--- Source material ---

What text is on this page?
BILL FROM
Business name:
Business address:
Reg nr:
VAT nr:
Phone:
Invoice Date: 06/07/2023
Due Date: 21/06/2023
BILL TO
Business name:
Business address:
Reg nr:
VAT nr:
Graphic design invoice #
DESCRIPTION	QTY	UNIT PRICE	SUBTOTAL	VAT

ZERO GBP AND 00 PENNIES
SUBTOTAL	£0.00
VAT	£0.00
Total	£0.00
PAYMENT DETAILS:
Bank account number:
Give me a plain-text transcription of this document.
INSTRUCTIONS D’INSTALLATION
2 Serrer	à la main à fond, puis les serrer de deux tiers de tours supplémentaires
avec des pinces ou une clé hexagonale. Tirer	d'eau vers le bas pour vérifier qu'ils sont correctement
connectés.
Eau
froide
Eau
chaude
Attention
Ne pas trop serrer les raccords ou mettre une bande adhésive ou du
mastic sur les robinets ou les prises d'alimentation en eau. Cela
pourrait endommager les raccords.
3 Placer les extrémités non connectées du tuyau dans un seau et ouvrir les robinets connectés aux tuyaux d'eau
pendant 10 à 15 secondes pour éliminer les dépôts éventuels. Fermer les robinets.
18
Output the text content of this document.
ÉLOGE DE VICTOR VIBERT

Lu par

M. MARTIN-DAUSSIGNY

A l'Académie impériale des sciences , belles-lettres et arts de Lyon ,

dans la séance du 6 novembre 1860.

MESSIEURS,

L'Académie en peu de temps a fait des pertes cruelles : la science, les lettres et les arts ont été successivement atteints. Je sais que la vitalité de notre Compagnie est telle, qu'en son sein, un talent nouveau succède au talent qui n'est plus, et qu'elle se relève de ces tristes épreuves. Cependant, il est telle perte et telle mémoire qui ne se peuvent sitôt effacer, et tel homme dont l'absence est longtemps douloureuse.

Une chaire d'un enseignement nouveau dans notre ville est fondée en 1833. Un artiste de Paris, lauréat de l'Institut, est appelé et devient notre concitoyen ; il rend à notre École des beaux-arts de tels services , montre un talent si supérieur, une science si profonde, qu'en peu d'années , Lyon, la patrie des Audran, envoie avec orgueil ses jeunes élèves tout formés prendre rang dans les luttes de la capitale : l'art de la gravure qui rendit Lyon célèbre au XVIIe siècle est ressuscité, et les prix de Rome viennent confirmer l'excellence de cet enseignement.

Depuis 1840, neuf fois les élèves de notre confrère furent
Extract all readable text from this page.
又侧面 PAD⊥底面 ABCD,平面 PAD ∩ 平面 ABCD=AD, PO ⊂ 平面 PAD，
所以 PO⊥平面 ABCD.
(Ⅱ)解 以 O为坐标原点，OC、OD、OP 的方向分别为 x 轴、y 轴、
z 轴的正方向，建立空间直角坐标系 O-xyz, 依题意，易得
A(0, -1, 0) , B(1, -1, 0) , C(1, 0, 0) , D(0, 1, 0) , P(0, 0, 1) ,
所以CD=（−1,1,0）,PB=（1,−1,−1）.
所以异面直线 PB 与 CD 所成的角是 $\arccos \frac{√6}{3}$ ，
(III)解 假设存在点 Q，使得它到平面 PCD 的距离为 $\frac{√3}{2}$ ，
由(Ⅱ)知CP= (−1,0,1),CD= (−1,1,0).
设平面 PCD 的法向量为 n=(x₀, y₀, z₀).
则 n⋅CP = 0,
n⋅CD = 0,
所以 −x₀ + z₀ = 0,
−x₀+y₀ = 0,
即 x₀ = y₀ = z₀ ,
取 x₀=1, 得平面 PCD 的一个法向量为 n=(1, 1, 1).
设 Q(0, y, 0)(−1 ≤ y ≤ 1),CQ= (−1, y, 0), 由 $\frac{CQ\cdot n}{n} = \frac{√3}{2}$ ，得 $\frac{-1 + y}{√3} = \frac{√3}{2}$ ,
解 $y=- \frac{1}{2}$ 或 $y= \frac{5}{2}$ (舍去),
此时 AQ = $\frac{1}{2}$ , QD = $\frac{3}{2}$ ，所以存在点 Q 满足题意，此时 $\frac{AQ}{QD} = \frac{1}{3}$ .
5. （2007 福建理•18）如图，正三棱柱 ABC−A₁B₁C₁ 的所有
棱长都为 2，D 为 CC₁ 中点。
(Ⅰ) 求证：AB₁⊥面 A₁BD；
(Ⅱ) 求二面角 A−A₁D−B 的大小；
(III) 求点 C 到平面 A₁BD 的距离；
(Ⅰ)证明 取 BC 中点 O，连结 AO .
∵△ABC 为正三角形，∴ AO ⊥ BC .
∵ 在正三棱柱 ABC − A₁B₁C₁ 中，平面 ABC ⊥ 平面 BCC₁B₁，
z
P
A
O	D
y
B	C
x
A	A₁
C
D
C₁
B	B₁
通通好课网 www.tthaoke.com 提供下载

---

Give nothing but the count of lines in the listing above that hold the string "nouveau".

2